- **Exercise goal**: Extract all of the data and reproduce it precisely.

- **Extracted information**:

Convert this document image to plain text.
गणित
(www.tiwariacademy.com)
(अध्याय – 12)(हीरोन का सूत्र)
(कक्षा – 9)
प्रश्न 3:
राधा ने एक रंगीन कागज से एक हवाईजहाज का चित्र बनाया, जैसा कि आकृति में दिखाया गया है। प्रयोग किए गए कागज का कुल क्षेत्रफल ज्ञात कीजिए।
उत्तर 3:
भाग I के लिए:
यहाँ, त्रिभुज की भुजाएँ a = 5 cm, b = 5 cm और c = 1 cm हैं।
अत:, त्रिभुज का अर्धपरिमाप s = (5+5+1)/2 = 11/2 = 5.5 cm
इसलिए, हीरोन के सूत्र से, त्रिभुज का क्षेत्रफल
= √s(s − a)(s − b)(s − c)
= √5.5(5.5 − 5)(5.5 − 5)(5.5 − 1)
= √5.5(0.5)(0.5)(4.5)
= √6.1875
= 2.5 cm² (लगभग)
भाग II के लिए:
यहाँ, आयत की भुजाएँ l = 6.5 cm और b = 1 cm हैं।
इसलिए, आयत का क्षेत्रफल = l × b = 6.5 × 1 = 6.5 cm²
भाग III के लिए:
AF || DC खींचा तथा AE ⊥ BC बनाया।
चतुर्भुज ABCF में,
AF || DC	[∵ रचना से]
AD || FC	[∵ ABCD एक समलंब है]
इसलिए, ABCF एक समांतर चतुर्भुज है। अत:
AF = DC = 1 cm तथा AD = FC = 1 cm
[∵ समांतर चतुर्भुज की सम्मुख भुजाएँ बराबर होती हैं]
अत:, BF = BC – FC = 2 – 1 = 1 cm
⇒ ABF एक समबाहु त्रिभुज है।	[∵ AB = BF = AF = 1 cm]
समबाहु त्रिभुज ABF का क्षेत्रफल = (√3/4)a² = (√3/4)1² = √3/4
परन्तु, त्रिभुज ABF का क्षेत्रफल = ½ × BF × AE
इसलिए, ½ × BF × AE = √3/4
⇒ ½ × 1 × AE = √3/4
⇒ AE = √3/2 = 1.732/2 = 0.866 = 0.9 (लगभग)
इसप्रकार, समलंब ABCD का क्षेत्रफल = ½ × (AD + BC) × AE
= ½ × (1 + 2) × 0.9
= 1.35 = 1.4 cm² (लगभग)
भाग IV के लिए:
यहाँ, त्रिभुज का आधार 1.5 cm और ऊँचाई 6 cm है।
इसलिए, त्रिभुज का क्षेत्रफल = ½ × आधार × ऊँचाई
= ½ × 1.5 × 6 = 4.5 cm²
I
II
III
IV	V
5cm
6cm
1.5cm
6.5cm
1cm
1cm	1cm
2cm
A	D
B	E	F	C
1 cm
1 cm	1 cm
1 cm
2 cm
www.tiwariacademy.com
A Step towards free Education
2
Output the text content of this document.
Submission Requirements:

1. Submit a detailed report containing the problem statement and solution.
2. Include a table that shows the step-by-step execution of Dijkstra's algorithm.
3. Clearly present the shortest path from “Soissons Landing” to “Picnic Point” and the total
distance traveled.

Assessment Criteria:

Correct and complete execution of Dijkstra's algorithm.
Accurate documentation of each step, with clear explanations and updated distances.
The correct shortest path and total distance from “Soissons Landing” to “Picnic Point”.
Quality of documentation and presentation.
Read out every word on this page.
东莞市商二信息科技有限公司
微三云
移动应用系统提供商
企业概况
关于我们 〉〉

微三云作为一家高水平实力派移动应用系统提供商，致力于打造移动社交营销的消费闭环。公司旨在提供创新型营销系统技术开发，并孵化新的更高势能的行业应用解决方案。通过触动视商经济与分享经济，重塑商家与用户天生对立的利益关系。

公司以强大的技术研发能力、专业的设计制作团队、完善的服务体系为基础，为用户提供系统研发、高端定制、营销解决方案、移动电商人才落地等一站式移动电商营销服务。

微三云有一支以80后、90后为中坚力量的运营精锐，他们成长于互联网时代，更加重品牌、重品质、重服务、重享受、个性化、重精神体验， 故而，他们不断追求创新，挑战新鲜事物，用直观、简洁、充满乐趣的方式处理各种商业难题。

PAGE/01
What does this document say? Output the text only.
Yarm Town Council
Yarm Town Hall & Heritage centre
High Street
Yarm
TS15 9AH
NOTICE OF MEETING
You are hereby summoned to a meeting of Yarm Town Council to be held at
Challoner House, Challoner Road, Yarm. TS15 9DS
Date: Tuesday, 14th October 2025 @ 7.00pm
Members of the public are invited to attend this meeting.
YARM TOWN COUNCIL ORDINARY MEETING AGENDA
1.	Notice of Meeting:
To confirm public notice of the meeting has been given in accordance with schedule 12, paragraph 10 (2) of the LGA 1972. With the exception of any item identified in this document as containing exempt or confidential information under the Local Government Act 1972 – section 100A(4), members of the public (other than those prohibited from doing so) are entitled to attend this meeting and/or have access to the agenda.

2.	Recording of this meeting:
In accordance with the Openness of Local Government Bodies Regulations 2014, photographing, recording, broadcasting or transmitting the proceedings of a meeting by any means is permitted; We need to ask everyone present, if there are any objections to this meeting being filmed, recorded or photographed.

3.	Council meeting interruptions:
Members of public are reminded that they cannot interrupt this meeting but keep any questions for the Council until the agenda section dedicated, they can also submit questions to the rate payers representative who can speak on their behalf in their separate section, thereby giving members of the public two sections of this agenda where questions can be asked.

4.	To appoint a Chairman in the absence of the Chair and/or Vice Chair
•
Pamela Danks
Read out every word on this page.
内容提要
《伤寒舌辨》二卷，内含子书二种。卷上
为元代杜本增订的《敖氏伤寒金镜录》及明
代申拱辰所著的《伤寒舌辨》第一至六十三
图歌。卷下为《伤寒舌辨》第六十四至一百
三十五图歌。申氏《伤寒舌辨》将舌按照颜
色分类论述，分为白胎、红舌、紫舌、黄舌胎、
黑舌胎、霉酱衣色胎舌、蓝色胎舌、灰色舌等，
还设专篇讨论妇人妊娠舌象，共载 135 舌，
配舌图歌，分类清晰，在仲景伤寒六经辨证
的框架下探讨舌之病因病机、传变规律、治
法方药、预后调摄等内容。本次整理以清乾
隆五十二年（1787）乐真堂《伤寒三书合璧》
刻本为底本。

- **Exercise result**:
Convert this document image to plain text.
गणित
(www.tiwariacademy.com)
(अध्याय – 12)(हीरोन का सूत्र)
(कक्षा – 9)
प्रश्न 3:
राधा ने एक रंगीन कागज से एक हवाईजहाज का चित्र बनाया, जैसा कि आकृति में दिखाया गया है। प्रयोग किए गए कागज का कुल क्षेत्रफल ज्ञात कीजिए।
उत्तर 3:
भाग I के लिए:
यहाँ, त्रिभुज की भुजाएँ a = 5 cm, b = 5 cm और c = 1 cm हैं।
अत:, त्रिभुज का अर्धपरिमाप s = (5+5+1)/2 = 11/2 = 5.5 cm
इसलिए, हीरोन के सूत्र से, त्रिभुज का क्षेत्रफल
= √s(s − a)(s − b)(s − c)
= √5.5(5.5 − 5)(5.5 − 5)(5.5 − 1)
= √5.5(0.5)(0.5)(4.5)
= √6.1875
= 2.5 cm² (लगभग)
भाग II के लिए:
यहाँ, आयत की भुजाएँ l = 6.5 cm और b = 1 cm हैं।
इसलिए, आयत का क्षेत्रफल = l × b = 6.5 × 1 = 6.5 cm²
भाग III के लिए:
AF || DC खींचा तथा AE ⊥ BC बनाया।
चतुर्भुज ABCF में,
AF || DC	[∵ रचना से]
AD || FC	[∵ ABCD एक समलंब है]
इसलिए, ABCF एक समांतर चतुर्भुज है। अत:
AF = DC = 1 cm तथा AD = FC = 1 cm
[∵ समांतर चतुर्भुज की सम्मुख भुजाएँ बराबर होती हैं]
अत:, BF = BC – FC = 2 – 1 = 1 cm
⇒ ABF एक समबाहु त्रिभुज है।	[∵ AB = BF = AF = 1 cm]
समबाहु त्रिभुज ABF का क्षेत्रफल = (√3/4)a² = (√3/4)1² = √3/4
परन्तु, त्रिभुज ABF का क्षेत्रफल = ½ × BF × AE
इसलिए, ½ × BF × AE = √3/4
⇒ ½ × 1 × AE = √3/4
⇒ AE = √3/2 = 1.732/2 = 0.866 = 0.9 (लगभग)
इसप्रकार, समलंब ABCD का क्षेत्रफल = ½ × (AD + BC) × AE
= ½ × (1 + 2) × 0.9
= 1.35 = 1.4 cm² (लगभग)
भाग IV के लिए:
यहाँ, त्रिभुज का आधार 1.5 cm और ऊँचाई 6 cm है।
इसलिए, त्रिभुज का क्षेत्रफल = ½ × आधार × ऊँचाई
= ½ × 1.5 × 6 = 4.5 cm²
I
II
III
IV	V
5cm
6cm
1.5cm
6.5cm
1cm
1cm	1cm
2cm
A	D
B	E	F	C
1 cm
1 cm	1 cm
1 cm
2 cm
www.tiwariacademy.com
A Step towards free Education
2
Output the text content of this document.
Submission Requirements:

1. Submit a detailed report containing the problem statement and solution.
2. Include a table that shows the step-by-step execution of Dijkstra's algorithm.
3. Clearly present the shortest path from “Soissons Landing” to “Picnic Point” and the total
distance traveled.

Assessment Criteria:

Correct and complete execution of Dijkstra's algorithm.
Accurate documentation of each step, with clear explanations and updated distances.
The correct shortest path and total distance from “Soissons Landing” to “Picnic Point”.
Quality of documentation and presentation.
Read out every word on this page.
东莞市商二信息科技有限公司
微三云
移动应用系统提供商
企业概况
关于我们 〉〉

微三云作为一家高水平实力派移动应用系统提供商，致力于打造移动社交营销的消费闭环。公司旨在提供创新型营销系统技术开发，并孵化新的更高势能的行业应用解决方案。通过触动视商经济与分享经济，重塑商家与用户天生对立的利益关系。

公司以强大的技术研发能力、专业的设计制作团队、完善的服务体系为基础，为用户提供系统研发、高端定制、营销解决方案、移动电商人才落地等一站式移动电商营销服务。

微三云有一支以80后、90后为中坚力量的运营精锐，他们成长于互联网时代，更加重品牌、重品质、重服务、重享受、个性化、重精神体验， 故而，他们不断追求创新，挑战新鲜事物，用直观、简洁、充满乐趣的方式处理各种商业难题。

PAGE/01
What does this document say? Output the text only.
Yarm Town Council
Yarm Town Hall & Heritage centre
High Street
Yarm
TS15 9AH
NOTICE OF MEETING
You are hereby summoned to a meeting of Yarm Town Council to be held at
Challoner House, Challoner Road, Yarm. TS15 9DS
Date: Tuesday, 14th October 2025 @ 7.00pm
Members of the public are invited to attend this meeting.
YARM TOWN COUNCIL ORDINARY MEETING AGENDA
1.	Notice of Meeting:
To confirm public notice of the meeting has been given in accordance with schedule 12, paragraph 10 (2) of the LGA 1972. With the exception of any item identified in this document as containing exempt or confidential information under the Local Government Act 1972 – section 100A(4), members of the public (other than those prohibited from doing so) are entitled to attend this meeting and/or have access to the agenda.

2.	Recording of this meeting:
In accordance with the Openness of Local Government Bodies Regulations 2014, photographing, recording, broadcasting or transmitting the proceedings of a meeting by any means is permitted; We need to ask everyone present, if there are any objections to this meeting being filmed, recorded or photographed.

3.	Council meeting interruptions:
Members of public are reminded that they cannot interrupt this meeting but keep any questions for the Council until the agenda section dedicated, they can also submit questions to the rate payers representative who can speak on their behalf in their separate section, thereby giving members of the public two sections of this agenda where questions can be asked.

4.	To appoint a Chairman in the absence of the Chair and/or Vice Chair
•
Pamela Danks
Read out every word on this page.
内容提要
《伤寒舌辨》二卷，内含子书二种。卷上
为元代杜本增订的《敖氏伤寒金镜录》及明
代申拱辰所著的《伤寒舌辨》第一至六十三
图歌。卷下为《伤寒舌辨》第六十四至一百
三十五图歌。申氏《伤寒舌辨》将舌按照颜
色分类论述，分为白胎、红舌、紫舌、黄舌胎、
黑舌胎、霉酱衣色胎舌、蓝色胎舌、灰色舌等，
还设专篇讨论妇人妊娠舌象，共载 135 舌，
配舌图歌，分类清晰，在仲景伤寒六经辨证
的框架下探讨舌之病因病机、传变规律、治
法方药、预后调摄等内容。本次整理以清乾
隆五十二年（1787）乐真堂《伤寒三书合璧》
刻本为底本。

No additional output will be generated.